*Work to complete*. Go through the entries below and print each one exactly, leaving out pictures.
========
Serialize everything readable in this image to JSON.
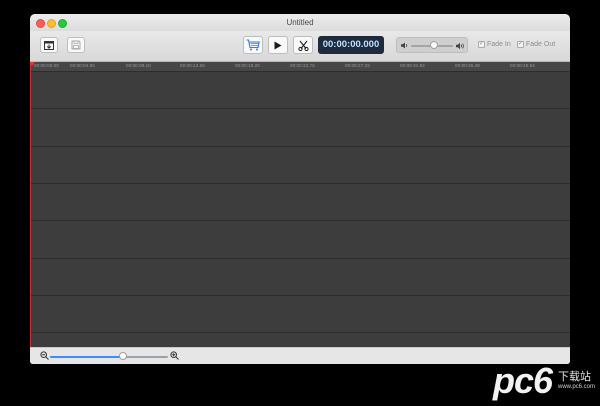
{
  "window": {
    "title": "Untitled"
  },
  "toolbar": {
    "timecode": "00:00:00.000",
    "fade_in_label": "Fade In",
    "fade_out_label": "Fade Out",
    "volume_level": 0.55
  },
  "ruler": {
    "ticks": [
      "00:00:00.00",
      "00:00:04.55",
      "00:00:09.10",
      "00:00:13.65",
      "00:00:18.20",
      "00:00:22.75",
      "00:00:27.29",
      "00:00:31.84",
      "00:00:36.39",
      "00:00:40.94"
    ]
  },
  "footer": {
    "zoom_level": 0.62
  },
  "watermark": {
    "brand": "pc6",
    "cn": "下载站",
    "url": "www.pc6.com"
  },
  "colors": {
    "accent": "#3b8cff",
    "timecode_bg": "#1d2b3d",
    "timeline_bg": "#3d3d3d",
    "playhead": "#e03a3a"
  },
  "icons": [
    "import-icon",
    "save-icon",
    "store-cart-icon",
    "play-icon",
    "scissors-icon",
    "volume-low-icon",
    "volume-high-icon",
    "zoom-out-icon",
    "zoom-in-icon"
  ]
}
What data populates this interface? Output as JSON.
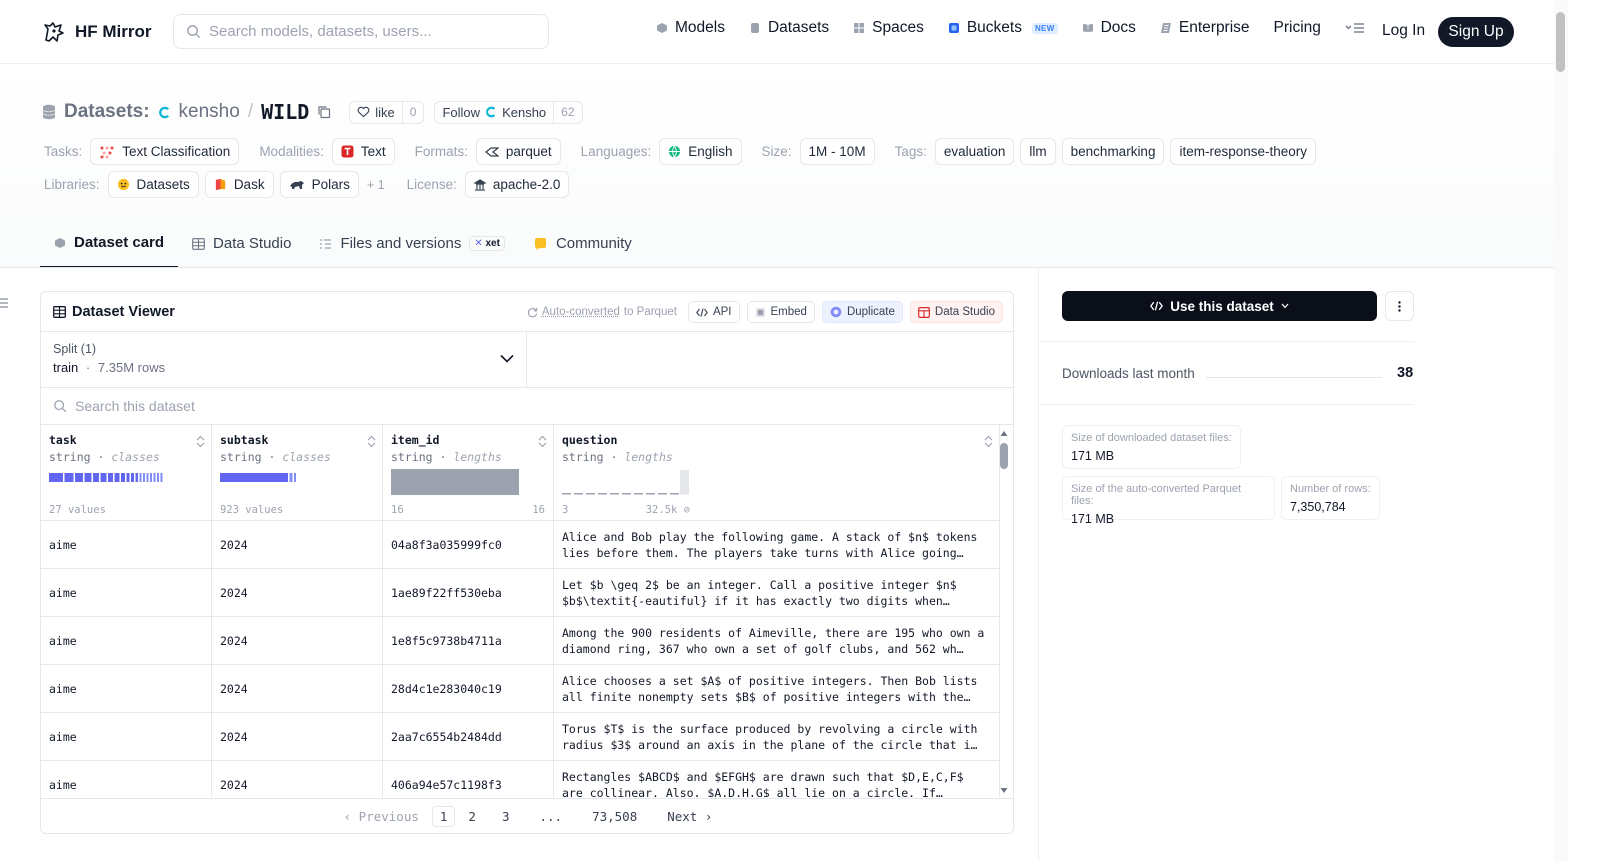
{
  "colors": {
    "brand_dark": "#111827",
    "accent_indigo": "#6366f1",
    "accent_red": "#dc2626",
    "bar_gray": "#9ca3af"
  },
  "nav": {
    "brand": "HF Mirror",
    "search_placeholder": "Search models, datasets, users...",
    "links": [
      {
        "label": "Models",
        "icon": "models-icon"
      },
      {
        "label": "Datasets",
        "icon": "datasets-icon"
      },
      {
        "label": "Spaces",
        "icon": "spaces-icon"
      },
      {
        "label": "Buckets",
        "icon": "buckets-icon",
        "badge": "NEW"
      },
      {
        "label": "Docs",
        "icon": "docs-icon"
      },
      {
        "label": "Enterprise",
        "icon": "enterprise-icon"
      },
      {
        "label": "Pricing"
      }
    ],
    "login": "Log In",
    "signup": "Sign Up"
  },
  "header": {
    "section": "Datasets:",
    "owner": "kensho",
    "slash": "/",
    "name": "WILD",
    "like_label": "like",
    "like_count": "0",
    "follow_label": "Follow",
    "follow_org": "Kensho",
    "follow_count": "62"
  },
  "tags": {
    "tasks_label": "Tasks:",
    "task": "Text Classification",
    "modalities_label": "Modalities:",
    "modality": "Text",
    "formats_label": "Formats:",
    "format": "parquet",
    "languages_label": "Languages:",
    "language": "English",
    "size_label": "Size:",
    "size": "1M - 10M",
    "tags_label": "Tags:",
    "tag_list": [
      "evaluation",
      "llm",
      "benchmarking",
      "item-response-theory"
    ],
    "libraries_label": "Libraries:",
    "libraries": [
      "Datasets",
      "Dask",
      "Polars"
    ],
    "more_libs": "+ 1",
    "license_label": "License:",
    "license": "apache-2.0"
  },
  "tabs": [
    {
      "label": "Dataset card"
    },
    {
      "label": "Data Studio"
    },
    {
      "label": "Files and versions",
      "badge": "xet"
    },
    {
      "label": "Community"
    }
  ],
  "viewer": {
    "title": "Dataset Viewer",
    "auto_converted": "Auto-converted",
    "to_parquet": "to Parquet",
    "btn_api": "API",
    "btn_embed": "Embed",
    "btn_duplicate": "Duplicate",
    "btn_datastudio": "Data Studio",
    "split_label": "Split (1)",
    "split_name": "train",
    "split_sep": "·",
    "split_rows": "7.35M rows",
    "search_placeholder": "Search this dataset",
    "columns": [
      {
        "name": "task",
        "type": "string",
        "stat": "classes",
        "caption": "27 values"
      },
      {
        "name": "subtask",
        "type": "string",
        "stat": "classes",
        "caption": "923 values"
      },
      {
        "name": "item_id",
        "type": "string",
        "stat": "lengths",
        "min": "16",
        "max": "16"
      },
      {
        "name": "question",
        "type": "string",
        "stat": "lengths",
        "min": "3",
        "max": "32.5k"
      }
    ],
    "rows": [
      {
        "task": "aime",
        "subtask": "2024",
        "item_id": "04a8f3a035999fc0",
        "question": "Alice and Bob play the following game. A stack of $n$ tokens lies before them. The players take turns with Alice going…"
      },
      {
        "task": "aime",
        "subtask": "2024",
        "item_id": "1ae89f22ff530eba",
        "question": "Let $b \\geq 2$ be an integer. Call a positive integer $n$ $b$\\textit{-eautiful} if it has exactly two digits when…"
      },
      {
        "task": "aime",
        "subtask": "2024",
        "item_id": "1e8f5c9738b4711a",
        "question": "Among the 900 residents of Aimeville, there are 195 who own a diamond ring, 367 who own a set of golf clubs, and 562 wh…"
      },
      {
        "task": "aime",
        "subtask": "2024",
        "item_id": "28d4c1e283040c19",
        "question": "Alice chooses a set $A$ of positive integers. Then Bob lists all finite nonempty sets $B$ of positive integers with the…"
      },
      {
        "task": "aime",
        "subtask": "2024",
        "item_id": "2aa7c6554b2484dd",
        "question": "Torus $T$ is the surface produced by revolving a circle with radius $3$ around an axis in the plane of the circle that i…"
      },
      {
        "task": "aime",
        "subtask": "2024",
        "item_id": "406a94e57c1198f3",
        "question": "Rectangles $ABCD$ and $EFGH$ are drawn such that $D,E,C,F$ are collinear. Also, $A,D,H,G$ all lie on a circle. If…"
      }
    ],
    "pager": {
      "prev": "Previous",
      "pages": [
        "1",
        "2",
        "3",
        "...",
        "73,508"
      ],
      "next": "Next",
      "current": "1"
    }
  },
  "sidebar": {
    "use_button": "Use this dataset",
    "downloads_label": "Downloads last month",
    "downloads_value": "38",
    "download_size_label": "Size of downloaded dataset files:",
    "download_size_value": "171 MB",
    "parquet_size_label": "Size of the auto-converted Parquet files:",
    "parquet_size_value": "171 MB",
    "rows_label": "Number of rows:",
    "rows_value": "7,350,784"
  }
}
========
*Answer for this exercise*.
Serialize everything readable in this image to JSON.
{
  "window": {
    "title": "Untitled"
  },
  "toolbar": {
    "timecode": "00:00:00.000",
    "fade_in_label": "Fade In",
    "fade_out_label": "Fade Out",
    "volume_level": 0.55
  },
  "ruler": {
    "ticks": [
      "00:00:00.00",
      "00:00:04.55",
      "00:00:09.10",
      "00:00:13.65",
      "00:00:18.20",
      "00:00:22.75",
      "00:00:27.29",
      "00:00:31.84",
      "00:00:36.39",
      "00:00:40.94"
    ]
  },
  "footer": {
    "zoom_level": 0.62
  },
  "watermark": {
    "brand": "pc6",
    "cn": "下载站",
    "url": "www.pc6.com"
  },
  "colors": {
    "accent": "#3b8cff",
    "timecode_bg": "#1d2b3d",
    "timeline_bg": "#3d3d3d",
    "playhead": "#e03a3a"
  },
  "icons": [
    "import-icon",
    "save-icon",
    "store-cart-icon",
    "play-icon",
    "scissors-icon",
    "volume-low-icon",
    "volume-high-icon",
    "zoom-out-icon",
    "zoom-in-icon"
  ]
}
What data populates this interface? Output as JSON.
{
  "colors": {
    "brand_dark": "#111827",
    "accent_indigo": "#6366f1",
    "accent_red": "#dc2626",
    "bar_gray": "#9ca3af"
  },
  "nav": {
    "brand": "HF Mirror",
    "search_placeholder": "Search models, datasets, users...",
    "links": [
      {
        "label": "Models",
        "icon": "models-icon"
      },
      {
        "label": "Datasets",
        "icon": "datasets-icon"
      },
      {
        "label": "Spaces",
        "icon": "spaces-icon"
      },
      {
        "label": "Buckets",
        "icon": "buckets-icon",
        "badge": "NEW"
      },
      {
        "label": "Docs",
        "icon": "docs-icon"
      },
      {
        "label": "Enterprise",
        "icon": "enterprise-icon"
      },
      {
        "label": "Pricing"
      }
    ],
    "login": "Log In",
    "signup": "Sign Up"
  },
  "header": {
    "section": "Datasets:",
    "owner": "kensho",
    "slash": "/",
    "name": "WILD",
    "like_label": "like",
    "like_count": "0",
    "follow_label": "Follow",
    "follow_org": "Kensho",
    "follow_count": "62"
  },
  "tags": {
    "tasks_label": "Tasks:",
    "task": "Text Classification",
    "modalities_label": "Modalities:",
    "modality": "Text",
    "formats_label": "Formats:",
    "format": "parquet",
    "languages_label": "Languages:",
    "language": "English",
    "size_label": "Size:",
    "size": "1M - 10M",
    "tags_label": "Tags:",
    "tag_list": [
      "evaluation",
      "llm",
      "benchmarking",
      "item-response-theory"
    ],
    "libraries_label": "Libraries:",
    "libraries": [
      "Datasets",
      "Dask",
      "Polars"
    ],
    "more_libs": "+ 1",
    "license_label": "License:",
    "license": "apache-2.0"
  },
  "tabs": [
    {
      "label": "Dataset card"
    },
    {
      "label": "Data Studio"
    },
    {
      "label": "Files and versions",
      "badge": "xet"
    },
    {
      "label": "Community"
    }
  ],
  "viewer": {
    "title": "Dataset Viewer",
    "auto_converted": "Auto-converted",
    "to_parquet": "to Parquet",
    "btn_api": "API",
    "btn_embed": "Embed",
    "btn_duplicate": "Duplicate",
    "btn_datastudio": "Data Studio",
    "split_label": "Split (1)",
    "split_name": "train",
    "split_sep": "·",
    "split_rows": "7.35M rows",
    "search_placeholder": "Search this dataset",
    "columns": [
      {
        "name": "task",
        "type": "string",
        "stat": "classes",
        "caption": "27 values"
      },
      {
        "name": "subtask",
        "type": "string",
        "stat": "classes",
        "caption": "923 values"
      },
      {
        "name": "item_id",
        "type": "string",
        "stat": "lengths",
        "min": "16",
        "max": "16"
      },
      {
        "name": "question",
        "type": "string",
        "stat": "lengths",
        "min": "3",
        "max": "32.5k"
      }
    ],
    "rows": [
      {
        "task": "aime",
        "subtask": "2024",
        "item_id": "04a8f3a035999fc0",
        "question": "Alice and Bob play the following game. A stack of $n$ tokens lies before them. The players take turns with Alice going…"
      },
      {
        "task": "aime",
        "subtask": "2024",
        "item_id": "1ae89f22ff530eba",
        "question": "Let $b \\geq 2$ be an integer. Call a positive integer $n$ $b$\\textit{-eautiful} if it has exactly two digits when…"
      },
      {
        "task": "aime",
        "subtask": "2024",
        "item_id": "1e8f5c9738b4711a",
        "question": "Among the 900 residents of Aimeville, there are 195 who own a diamond ring, 367 who own a set of golf clubs, and 562 wh…"
      },
      {
        "task": "aime",
        "subtask": "2024",
        "item_id": "28d4c1e283040c19",
        "question": "Alice chooses a set $A$ of positive integers. Then Bob lists all finite nonempty sets $B$ of positive integers with the…"
      },
      {
        "task": "aime",
        "subtask": "2024",
        "item_id": "2aa7c6554b2484dd",
        "question": "Torus $T$ is the surface produced by revolving a circle with radius $3$ around an axis in the plane of the circle that i…"
      },
      {
        "task": "aime",
        "subtask": "2024",
        "item_id": "406a94e57c1198f3",
        "question": "Rectangles $ABCD$ and $EFGH$ are drawn such that $D,E,C,F$ are collinear. Also, $A,D,H,G$ all lie on a circle. If…"
      }
    ],
    "pager": {
      "prev": "Previous",
      "pages": [
        "1",
        "2",
        "3",
        "...",
        "73,508"
      ],
      "next": "Next",
      "current": "1"
    }
  },
  "sidebar": {
    "use_button": "Use this dataset",
    "downloads_label": "Downloads last month",
    "downloads_value": "38",
    "download_size_label": "Size of downloaded dataset files:",
    "download_size_value": "171 MB",
    "parquet_size_label": "Size of the auto-converted Parquet files:",
    "parquet_size_value": "171 MB",
    "rows_label": "Number of rows:",
    "rows_value": "7,350,784"
  }
}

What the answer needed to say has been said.